### Material shown

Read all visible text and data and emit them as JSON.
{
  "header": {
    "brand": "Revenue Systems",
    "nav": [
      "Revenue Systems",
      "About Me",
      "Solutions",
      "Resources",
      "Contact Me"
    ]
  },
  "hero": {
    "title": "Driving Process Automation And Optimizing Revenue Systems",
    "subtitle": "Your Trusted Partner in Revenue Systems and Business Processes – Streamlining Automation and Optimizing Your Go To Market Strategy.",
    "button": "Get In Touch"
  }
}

######

▶ [Goal]: Copy out the material word for word and line for line.

▶ [Solution for this exercise]:
Read all visible text and data and emit them as JSON.
{
  "header": {
    "brand": "Revenue Systems",
    "nav": [
      "Revenue Systems",
      "About Me",
      "Solutions",
      "Resources",
      "Contact Me"
    ]
  },
  "hero": {
    "title": "Driving Process Automation And Optimizing Revenue Systems",
    "subtitle": "Your Trusted Partner in Revenue Systems and Business Processes – Streamlining Automation and Optimizing Your Go To Market Strategy.",
    "button": "Get In Touch"
  }
}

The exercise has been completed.